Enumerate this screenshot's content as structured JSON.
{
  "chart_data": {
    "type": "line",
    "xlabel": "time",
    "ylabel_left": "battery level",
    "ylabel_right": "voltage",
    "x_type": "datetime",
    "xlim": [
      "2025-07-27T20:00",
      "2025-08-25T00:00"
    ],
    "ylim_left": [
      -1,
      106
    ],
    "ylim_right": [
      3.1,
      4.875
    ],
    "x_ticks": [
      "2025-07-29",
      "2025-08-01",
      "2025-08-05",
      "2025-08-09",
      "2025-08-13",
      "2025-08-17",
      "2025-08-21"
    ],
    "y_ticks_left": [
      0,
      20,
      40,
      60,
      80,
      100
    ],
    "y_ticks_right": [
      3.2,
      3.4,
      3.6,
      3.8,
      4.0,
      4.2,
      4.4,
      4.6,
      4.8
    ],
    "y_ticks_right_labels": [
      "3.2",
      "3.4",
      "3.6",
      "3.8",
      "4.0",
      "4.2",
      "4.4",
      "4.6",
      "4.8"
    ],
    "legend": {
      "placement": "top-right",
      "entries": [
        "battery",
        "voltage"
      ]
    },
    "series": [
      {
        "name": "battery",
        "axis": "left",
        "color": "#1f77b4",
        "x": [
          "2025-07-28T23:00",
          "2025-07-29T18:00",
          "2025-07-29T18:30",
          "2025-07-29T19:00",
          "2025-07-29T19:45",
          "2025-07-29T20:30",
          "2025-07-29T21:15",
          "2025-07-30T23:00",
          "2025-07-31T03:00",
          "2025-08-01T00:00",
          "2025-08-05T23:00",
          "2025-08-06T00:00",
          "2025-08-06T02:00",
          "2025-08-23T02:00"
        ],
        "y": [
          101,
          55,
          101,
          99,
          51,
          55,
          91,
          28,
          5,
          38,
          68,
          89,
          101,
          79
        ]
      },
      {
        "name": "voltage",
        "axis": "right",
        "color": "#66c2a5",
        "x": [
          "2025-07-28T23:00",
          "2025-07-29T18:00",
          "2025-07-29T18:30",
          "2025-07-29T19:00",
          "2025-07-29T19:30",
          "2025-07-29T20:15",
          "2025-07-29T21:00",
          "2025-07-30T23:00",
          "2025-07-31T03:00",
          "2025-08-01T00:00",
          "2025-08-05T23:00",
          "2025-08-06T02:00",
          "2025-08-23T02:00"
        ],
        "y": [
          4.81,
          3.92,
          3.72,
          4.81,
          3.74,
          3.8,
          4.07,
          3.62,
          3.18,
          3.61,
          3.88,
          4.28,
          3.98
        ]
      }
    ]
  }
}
##############################
### EXERCISE PROMPT
Find the word "battery" and list each line it appears in.

### PROBLEM SOLUTION
    "ylabel_left": "battery level",
        "battery",
        "name": "battery",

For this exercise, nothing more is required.